The request:
Report the number of lines where the string "España" occurs, and write nothing else.

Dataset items
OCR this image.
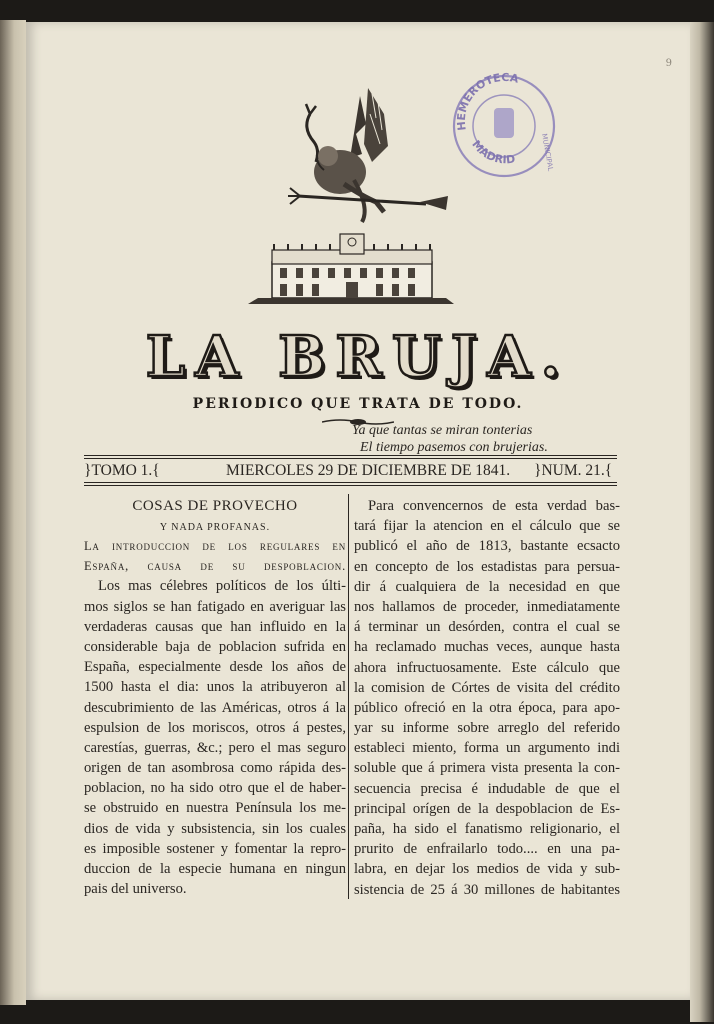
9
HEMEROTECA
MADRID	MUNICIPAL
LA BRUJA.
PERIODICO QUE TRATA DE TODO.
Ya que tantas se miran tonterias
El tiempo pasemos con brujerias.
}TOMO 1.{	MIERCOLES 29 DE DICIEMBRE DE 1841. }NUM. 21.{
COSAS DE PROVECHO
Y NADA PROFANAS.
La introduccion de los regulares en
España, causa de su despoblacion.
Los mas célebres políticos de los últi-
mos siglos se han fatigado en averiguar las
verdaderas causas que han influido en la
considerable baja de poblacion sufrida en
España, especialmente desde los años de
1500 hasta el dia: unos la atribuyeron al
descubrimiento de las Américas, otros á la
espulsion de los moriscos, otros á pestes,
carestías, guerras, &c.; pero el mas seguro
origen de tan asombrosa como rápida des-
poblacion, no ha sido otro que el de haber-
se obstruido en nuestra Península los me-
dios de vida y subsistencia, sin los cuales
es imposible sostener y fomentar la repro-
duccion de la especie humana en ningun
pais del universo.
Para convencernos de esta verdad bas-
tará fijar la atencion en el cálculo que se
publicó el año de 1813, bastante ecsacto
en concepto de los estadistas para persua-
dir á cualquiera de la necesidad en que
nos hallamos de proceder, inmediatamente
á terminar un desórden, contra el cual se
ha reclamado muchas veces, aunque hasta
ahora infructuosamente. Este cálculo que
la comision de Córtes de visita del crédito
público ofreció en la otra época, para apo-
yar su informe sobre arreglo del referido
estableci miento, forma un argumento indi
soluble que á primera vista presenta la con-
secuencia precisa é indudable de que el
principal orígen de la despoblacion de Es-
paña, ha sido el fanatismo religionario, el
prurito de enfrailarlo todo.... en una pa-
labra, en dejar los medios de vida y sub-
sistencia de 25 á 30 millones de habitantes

==

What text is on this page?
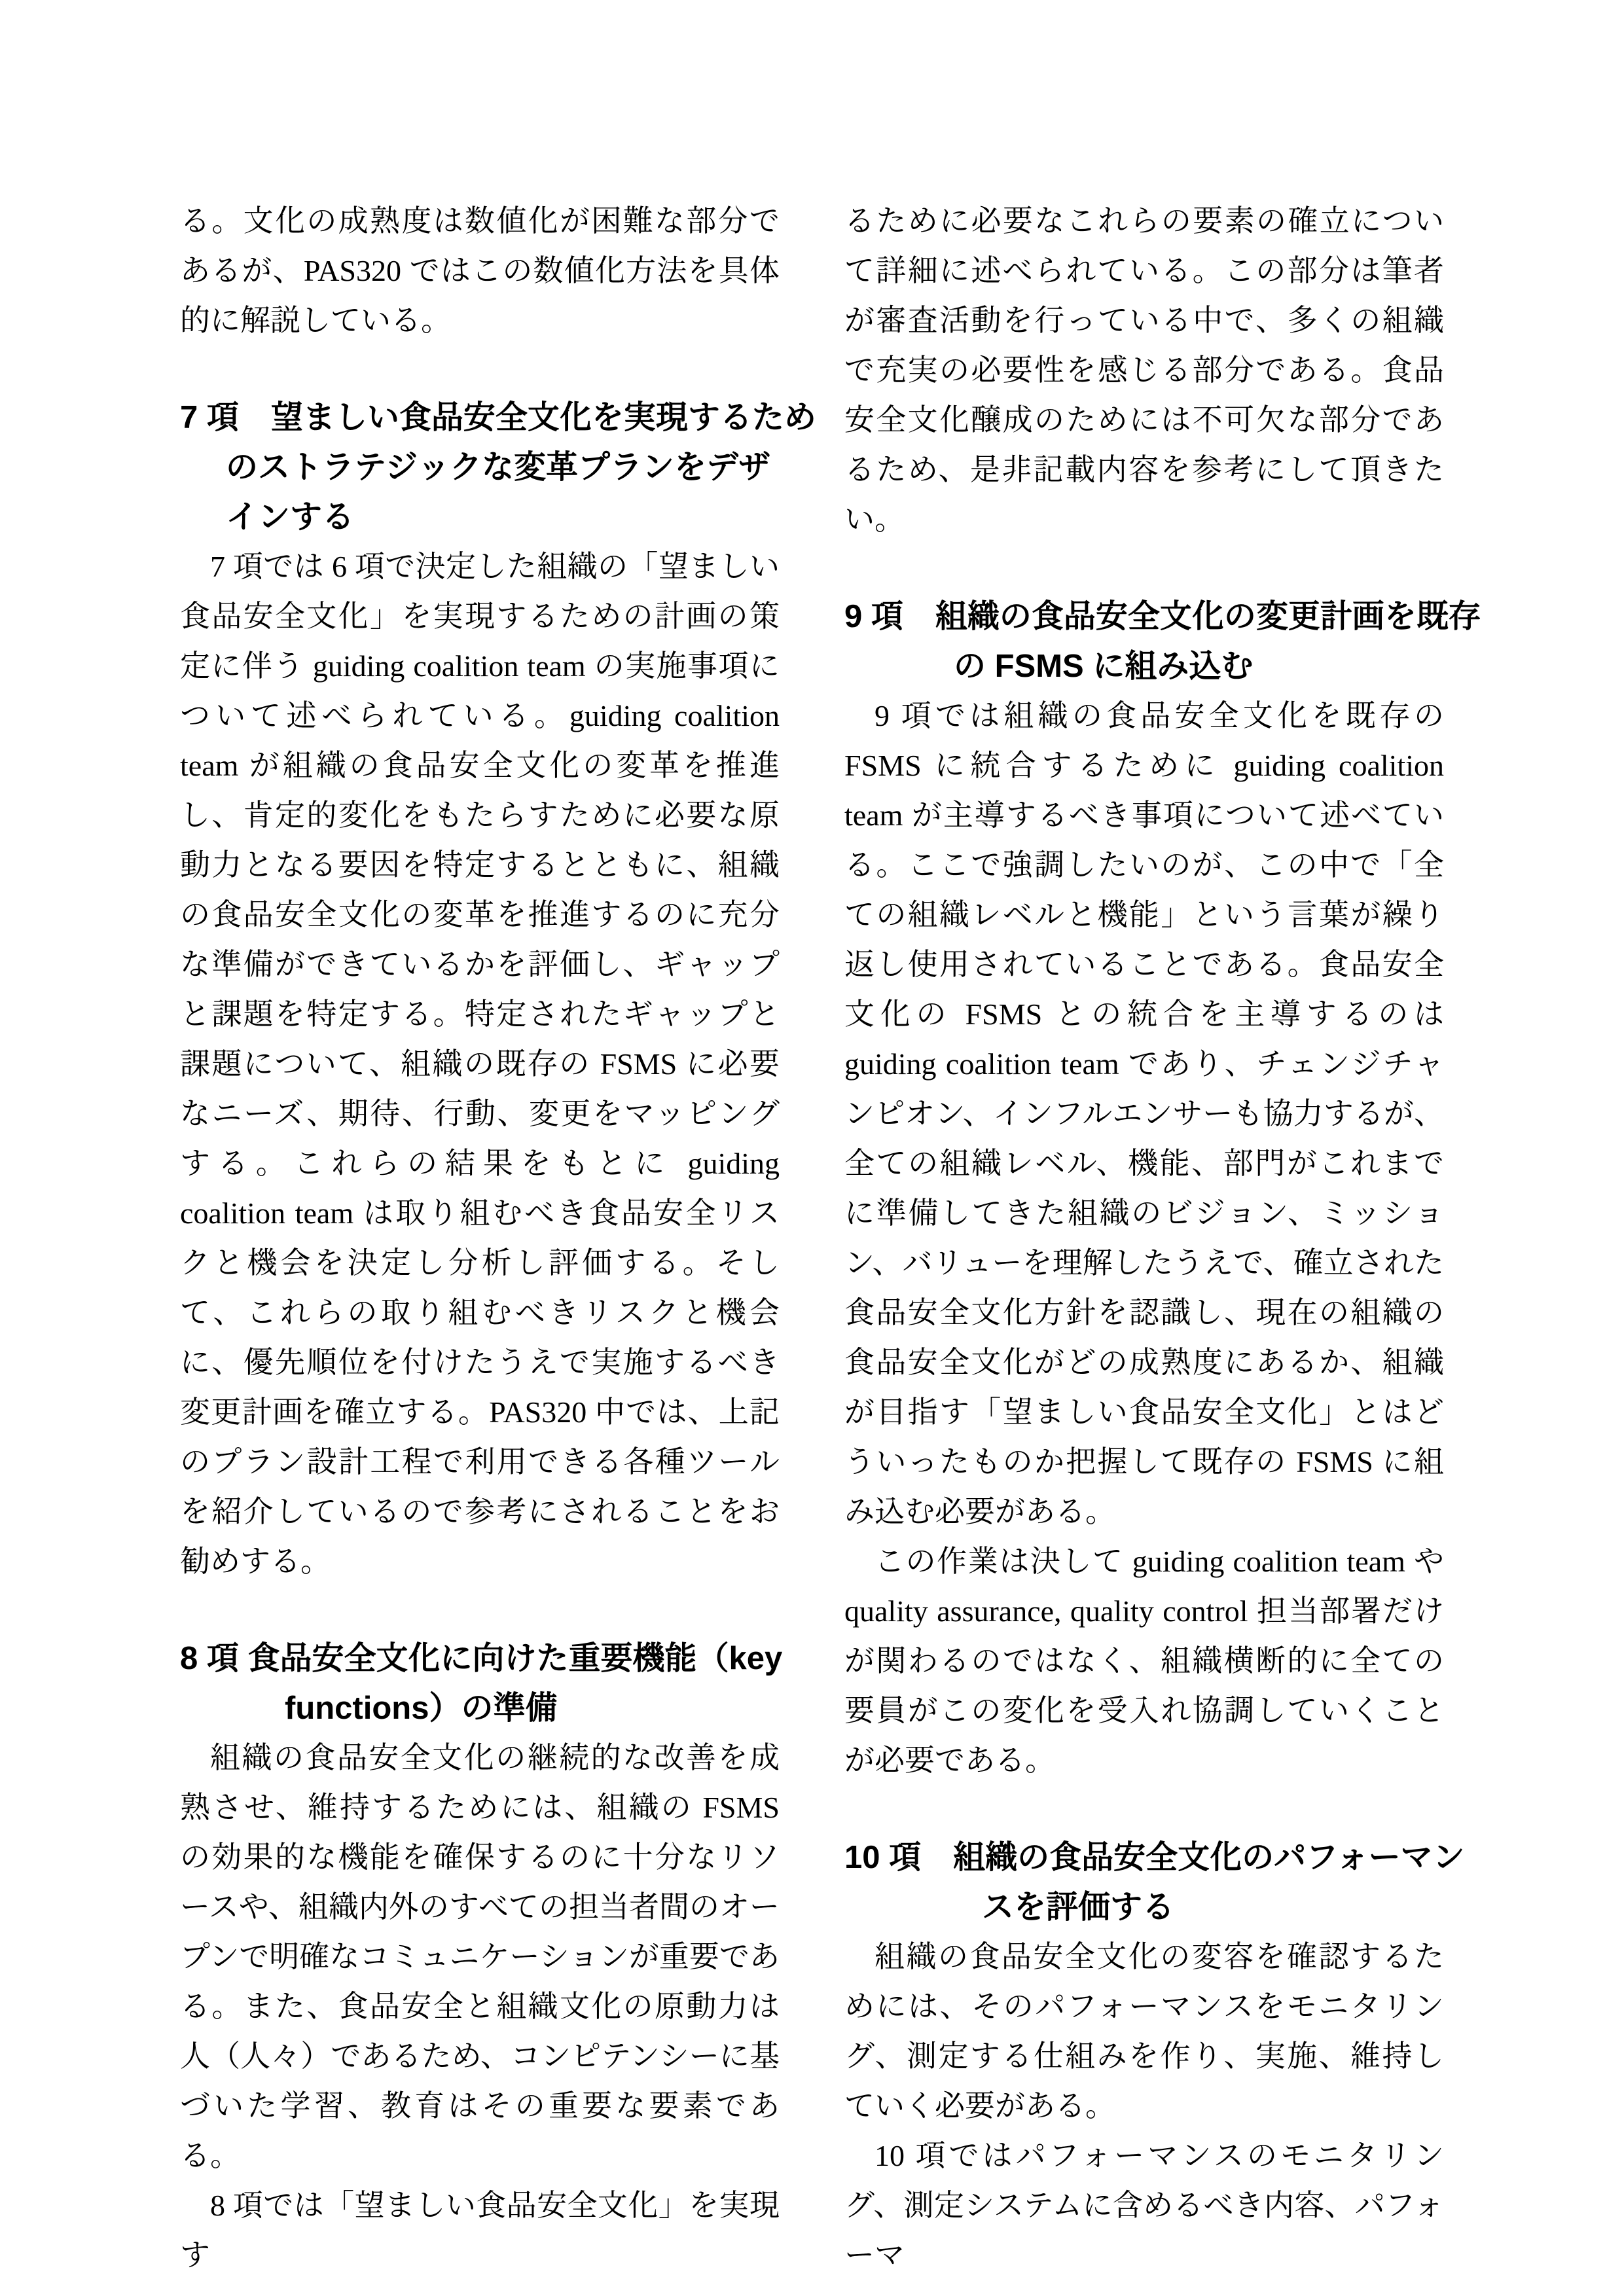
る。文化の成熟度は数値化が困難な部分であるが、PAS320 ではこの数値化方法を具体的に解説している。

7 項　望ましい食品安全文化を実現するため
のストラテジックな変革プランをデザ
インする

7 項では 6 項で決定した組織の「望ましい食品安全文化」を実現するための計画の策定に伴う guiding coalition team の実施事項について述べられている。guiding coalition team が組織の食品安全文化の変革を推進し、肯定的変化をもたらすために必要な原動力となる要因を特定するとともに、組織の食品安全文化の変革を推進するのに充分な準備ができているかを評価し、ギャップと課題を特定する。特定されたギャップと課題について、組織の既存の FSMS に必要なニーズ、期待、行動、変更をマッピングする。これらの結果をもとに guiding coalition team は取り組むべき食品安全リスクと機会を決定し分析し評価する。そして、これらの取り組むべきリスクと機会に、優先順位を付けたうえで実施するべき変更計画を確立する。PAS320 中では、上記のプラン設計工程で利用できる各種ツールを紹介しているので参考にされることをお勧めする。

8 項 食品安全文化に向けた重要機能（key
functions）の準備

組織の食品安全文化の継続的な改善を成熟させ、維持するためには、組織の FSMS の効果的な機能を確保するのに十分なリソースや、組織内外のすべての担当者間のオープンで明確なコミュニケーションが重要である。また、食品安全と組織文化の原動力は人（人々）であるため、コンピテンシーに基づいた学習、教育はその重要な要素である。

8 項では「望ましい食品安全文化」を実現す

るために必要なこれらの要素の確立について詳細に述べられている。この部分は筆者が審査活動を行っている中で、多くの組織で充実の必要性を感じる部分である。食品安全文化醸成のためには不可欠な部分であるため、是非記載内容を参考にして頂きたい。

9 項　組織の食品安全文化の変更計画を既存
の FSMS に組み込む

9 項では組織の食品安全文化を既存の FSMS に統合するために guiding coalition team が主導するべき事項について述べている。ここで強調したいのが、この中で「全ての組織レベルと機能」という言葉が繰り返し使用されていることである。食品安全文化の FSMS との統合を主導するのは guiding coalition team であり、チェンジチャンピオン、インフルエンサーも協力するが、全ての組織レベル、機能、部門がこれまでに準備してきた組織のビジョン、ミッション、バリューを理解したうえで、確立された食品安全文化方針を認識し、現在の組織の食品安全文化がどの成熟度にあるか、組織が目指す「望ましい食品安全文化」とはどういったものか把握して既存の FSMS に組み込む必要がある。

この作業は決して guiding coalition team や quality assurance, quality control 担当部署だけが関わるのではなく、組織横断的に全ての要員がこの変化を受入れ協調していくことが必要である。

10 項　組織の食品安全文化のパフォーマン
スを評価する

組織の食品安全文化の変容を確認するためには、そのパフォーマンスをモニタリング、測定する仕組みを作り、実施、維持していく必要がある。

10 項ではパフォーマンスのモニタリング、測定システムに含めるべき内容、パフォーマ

...

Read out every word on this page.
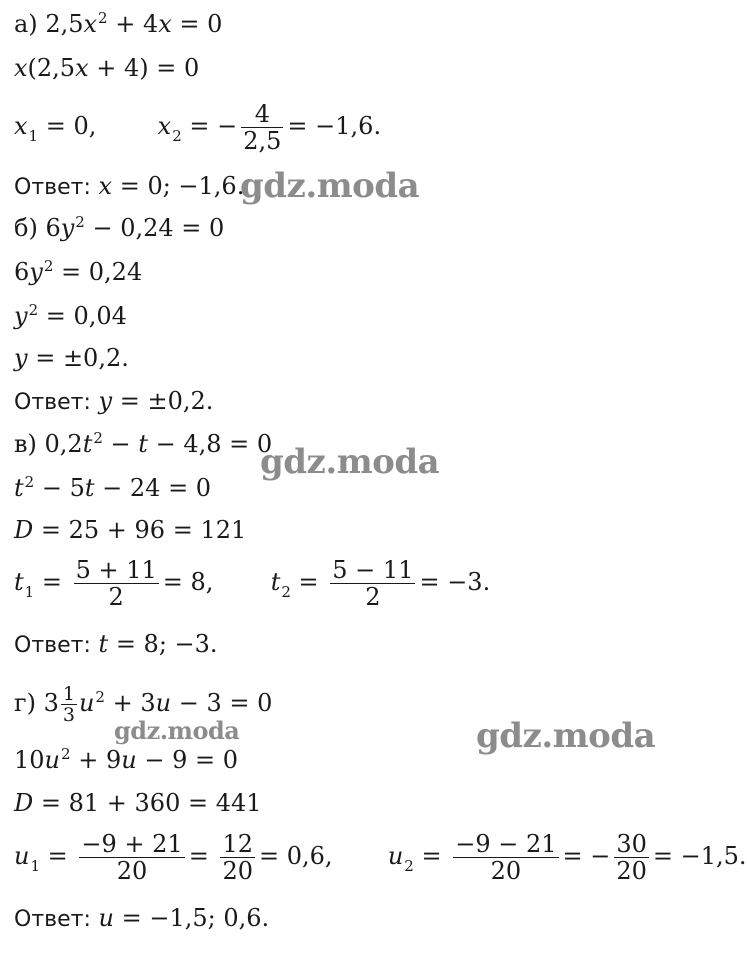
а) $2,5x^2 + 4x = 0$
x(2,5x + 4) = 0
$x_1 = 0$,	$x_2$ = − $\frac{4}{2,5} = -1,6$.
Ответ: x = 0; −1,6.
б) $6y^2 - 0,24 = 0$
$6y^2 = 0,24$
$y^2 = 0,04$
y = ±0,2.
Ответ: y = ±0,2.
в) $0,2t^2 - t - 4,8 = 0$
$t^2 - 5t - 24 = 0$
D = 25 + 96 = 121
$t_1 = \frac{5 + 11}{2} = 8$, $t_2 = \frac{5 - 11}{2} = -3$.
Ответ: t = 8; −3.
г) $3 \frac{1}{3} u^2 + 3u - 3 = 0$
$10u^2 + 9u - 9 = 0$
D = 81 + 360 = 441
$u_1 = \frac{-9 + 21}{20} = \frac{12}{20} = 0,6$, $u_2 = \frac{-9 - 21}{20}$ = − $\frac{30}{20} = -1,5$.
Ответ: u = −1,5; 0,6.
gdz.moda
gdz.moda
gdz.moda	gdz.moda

Correct output:
2